The problem » Your task is to print all of the material verbatim.

Records to process »
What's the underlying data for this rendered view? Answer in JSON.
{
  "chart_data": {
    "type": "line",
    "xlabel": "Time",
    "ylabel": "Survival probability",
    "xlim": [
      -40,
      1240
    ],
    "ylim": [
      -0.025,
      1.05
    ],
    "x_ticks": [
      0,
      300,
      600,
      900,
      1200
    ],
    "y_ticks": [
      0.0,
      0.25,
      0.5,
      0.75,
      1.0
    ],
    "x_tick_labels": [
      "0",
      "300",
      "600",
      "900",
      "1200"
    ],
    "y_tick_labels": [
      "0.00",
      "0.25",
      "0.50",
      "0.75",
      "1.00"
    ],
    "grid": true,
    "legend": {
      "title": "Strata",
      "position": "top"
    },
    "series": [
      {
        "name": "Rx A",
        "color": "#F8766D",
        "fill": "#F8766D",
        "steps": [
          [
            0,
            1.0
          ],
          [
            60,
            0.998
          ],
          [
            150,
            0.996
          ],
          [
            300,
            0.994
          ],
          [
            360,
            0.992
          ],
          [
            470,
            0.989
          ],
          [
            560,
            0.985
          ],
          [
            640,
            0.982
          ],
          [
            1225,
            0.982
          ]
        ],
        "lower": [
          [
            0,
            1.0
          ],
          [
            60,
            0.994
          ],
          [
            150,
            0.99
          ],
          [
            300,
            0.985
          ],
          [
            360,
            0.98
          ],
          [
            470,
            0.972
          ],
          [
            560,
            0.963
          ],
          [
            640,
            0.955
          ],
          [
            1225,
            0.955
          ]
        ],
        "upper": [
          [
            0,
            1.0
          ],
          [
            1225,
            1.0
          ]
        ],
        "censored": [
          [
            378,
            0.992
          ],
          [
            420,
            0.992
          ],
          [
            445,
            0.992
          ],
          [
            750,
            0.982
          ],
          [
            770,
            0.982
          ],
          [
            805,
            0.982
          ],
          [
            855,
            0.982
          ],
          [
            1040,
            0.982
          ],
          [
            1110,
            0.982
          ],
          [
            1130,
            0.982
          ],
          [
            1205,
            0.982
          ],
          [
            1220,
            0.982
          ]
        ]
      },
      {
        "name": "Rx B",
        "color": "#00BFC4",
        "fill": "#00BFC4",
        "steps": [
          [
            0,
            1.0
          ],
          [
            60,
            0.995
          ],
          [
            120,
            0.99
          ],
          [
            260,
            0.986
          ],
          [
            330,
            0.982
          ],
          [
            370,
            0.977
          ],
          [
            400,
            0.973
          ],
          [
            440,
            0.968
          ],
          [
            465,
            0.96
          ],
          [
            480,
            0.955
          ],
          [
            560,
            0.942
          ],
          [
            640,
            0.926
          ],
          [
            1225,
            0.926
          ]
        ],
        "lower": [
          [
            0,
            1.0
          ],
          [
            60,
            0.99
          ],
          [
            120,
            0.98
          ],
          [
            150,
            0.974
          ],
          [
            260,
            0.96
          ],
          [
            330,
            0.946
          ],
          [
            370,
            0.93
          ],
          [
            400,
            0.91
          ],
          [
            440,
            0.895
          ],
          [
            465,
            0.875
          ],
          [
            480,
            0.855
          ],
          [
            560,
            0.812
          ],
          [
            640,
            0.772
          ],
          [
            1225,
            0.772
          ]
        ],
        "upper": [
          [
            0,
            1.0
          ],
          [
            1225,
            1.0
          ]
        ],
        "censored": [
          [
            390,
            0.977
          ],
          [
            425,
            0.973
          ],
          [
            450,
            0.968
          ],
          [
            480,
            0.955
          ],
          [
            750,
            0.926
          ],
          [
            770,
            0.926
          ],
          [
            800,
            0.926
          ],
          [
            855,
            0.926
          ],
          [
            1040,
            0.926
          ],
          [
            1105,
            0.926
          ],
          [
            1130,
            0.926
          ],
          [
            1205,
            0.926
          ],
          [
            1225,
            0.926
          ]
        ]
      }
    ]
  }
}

Complete answer »
What's the underlying data for this rendered view? Answer in JSON.
{
  "chart_data": {
    "type": "line",
    "xlabel": "Time",
    "ylabel": "Survival probability",
    "xlim": [
      -40,
      1240
    ],
    "ylim": [
      -0.025,
      1.05
    ],
    "x_ticks": [
      0,
      300,
      600,
      900,
      1200
    ],
    "y_ticks": [
      0.0,
      0.25,
      0.5,
      0.75,
      1.0
    ],
    "x_tick_labels": [
      "0",
      "300",
      "600",
      "900",
      "1200"
    ],
    "y_tick_labels": [
      "0.00",
      "0.25",
      "0.50",
      "0.75",
      "1.00"
    ],
    "grid": true,
    "legend": {
      "title": "Strata",
      "position": "top"
    },
    "series": [
      {
        "name": "Rx A",
        "color": "#F8766D",
        "fill": "#F8766D",
        "steps": [
          [
            0,
            1.0
          ],
          [
            60,
            0.998
          ],
          [
            150,
            0.996
          ],
          [
            300,
            0.994
          ],
          [
            360,
            0.992
          ],
          [
            470,
            0.989
          ],
          [
            560,
            0.985
          ],
          [
            640,
            0.982
          ],
          [
            1225,
            0.982
          ]
        ],
        "lower": [
          [
            0,
            1.0
          ],
          [
            60,
            0.994
          ],
          [
            150,
            0.99
          ],
          [
            300,
            0.985
          ],
          [
            360,
            0.98
          ],
          [
            470,
            0.972
          ],
          [
            560,
            0.963
          ],
          [
            640,
            0.955
          ],
          [
            1225,
            0.955
          ]
        ],
        "upper": [
          [
            0,
            1.0
          ],
          [
            1225,
            1.0
          ]
        ],
        "censored": [
          [
            378,
            0.992
          ],
          [
            420,
            0.992
          ],
          [
            445,
            0.992
          ],
          [
            750,
            0.982
          ],
          [
            770,
            0.982
          ],
          [
            805,
            0.982
          ],
          [
            855,
            0.982
          ],
          [
            1040,
            0.982
          ],
          [
            1110,
            0.982
          ],
          [
            1130,
            0.982
          ],
          [
            1205,
            0.982
          ],
          [
            1220,
            0.982
          ]
        ]
      },
      {
        "name": "Rx B",
        "color": "#00BFC4",
        "fill": "#00BFC4",
        "steps": [
          [
            0,
            1.0
          ],
          [
            60,
            0.995
          ],
          [
            120,
            0.99
          ],
          [
            260,
            0.986
          ],
          [
            330,
            0.982
          ],
          [
            370,
            0.977
          ],
          [
            400,
            0.973
          ],
          [
            440,
            0.968
          ],
          [
            465,
            0.96
          ],
          [
            480,
            0.955
          ],
          [
            560,
            0.942
          ],
          [
            640,
            0.926
          ],
          [
            1225,
            0.926
          ]
        ],
        "lower": [
          [
            0,
            1.0
          ],
          [
            60,
            0.99
          ],
          [
            120,
            0.98
          ],
          [
            150,
            0.974
          ],
          [
            260,
            0.96
          ],
          [
            330,
            0.946
          ],
          [
            370,
            0.93
          ],
          [
            400,
            0.91
          ],
          [
            440,
            0.895
          ],
          [
            465,
            0.875
          ],
          [
            480,
            0.855
          ],
          [
            560,
            0.812
          ],
          [
            640,
            0.772
          ],
          [
            1225,
            0.772
          ]
        ],
        "upper": [
          [
            0,
            1.0
          ],
          [
            1225,
            1.0
          ]
        ],
        "censored": [
          [
            390,
            0.977
          ],
          [
            425,
            0.973
          ],
          [
            450,
            0.968
          ],
          [
            480,
            0.955
          ],
          [
            750,
            0.926
          ],
          [
            770,
            0.926
          ],
          [
            800,
            0.926
          ],
          [
            855,
            0.926
          ],
          [
            1040,
            0.926
          ],
          [
            1105,
            0.926
          ],
          [
            1130,
            0.926
          ],
          [
            1205,
            0.926
          ],
          [
            1225,
            0.926
          ]
        ]
      }
    ]
  }
}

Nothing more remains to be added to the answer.